_Task brief_. Each line that follows should be printed again exactly as it stands.

##### Working data

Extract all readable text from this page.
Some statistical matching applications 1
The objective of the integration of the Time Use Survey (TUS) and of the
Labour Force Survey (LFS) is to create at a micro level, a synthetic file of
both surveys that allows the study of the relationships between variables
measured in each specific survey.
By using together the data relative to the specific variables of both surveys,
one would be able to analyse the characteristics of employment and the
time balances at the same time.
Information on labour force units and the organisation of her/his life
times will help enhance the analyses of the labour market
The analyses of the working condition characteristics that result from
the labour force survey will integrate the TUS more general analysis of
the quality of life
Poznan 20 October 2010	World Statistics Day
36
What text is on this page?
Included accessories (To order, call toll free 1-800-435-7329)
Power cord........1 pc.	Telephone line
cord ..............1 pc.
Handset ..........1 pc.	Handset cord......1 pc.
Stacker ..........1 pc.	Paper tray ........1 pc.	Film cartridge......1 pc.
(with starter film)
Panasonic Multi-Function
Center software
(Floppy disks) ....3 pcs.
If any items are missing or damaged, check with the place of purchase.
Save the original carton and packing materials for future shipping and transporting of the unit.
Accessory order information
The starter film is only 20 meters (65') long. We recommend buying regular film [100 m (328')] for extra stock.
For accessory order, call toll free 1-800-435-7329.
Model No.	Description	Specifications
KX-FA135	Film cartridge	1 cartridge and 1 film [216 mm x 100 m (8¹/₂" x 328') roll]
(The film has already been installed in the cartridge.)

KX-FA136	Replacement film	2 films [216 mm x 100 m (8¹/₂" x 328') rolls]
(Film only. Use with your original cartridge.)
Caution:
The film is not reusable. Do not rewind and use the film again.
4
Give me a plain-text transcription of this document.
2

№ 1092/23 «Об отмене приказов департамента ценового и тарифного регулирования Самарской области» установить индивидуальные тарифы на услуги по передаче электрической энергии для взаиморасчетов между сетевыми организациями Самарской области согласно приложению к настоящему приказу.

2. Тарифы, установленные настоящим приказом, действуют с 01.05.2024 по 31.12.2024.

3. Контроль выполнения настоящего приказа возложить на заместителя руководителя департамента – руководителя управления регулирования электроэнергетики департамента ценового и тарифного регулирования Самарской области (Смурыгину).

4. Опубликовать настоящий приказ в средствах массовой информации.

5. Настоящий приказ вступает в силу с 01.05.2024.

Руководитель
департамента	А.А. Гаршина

##########

_Worked solution_.
Extract all readable text from this page.
Some statistical matching applications 1
The objective of the integration of the Time Use Survey (TUS) and of the
Labour Force Survey (LFS) is to create at a micro level, a synthetic file of
both surveys that allows the study of the relationships between variables
measured in each specific survey.
By using together the data relative to the specific variables of both surveys,
one would be able to analyse the characteristics of employment and the
time balances at the same time.
Information on labour force units and the organisation of her/his life
times will help enhance the analyses of the labour market
The analyses of the working condition characteristics that result from
the labour force survey will integrate the TUS more general analysis of
the quality of life
Poznan 20 October 2010	World Statistics Day
36
What text is on this page?
Included accessories (To order, call toll free 1-800-435-7329)
Power cord........1 pc.	Telephone line
cord ..............1 pc.
Handset ..........1 pc.	Handset cord......1 pc.
Stacker ..........1 pc.	Paper tray ........1 pc.	Film cartridge......1 pc.
(with starter film)
Panasonic Multi-Function
Center software
(Floppy disks) ....3 pcs.
If any items are missing or damaged, check with the place of purchase.
Save the original carton and packing materials for future shipping and transporting of the unit.
Accessory order information
The starter film is only 20 meters (65') long. We recommend buying regular film [100 m (328')] for extra stock.
For accessory order, call toll free 1-800-435-7329.
Model No.	Description	Specifications
KX-FA135	Film cartridge	1 cartridge and 1 film [216 mm x 100 m (8¹/₂" x 328') roll]
(The film has already been installed in the cartridge.)

KX-FA136	Replacement film	2 films [216 mm x 100 m (8¹/₂" x 328') rolls]
(Film only. Use with your original cartridge.)
Caution:
The film is not reusable. Do not rewind and use the film again.
4
Give me a plain-text transcription of this document.
2

№ 1092/23 «Об отмене приказов департамента ценового и тарифного регулирования Самарской области» установить индивидуальные тарифы на услуги по передаче электрической энергии для взаиморасчетов между сетевыми организациями Самарской области согласно приложению к настоящему приказу.

2. Тарифы, установленные настоящим приказом, действуют с 01.05.2024 по 31.12.2024.

3. Контроль выполнения настоящего приказа возложить на заместителя руководителя департамента – руководителя управления регулирования электроэнергетики департамента ценового и тарифного регулирования Самарской области (Смурыгину).

4. Опубликовать настоящий приказ в средствах массовой информации.

5. Настоящий приказ вступает в силу с 01.05.2024.

Руководитель
департамента	А.А. Гаршина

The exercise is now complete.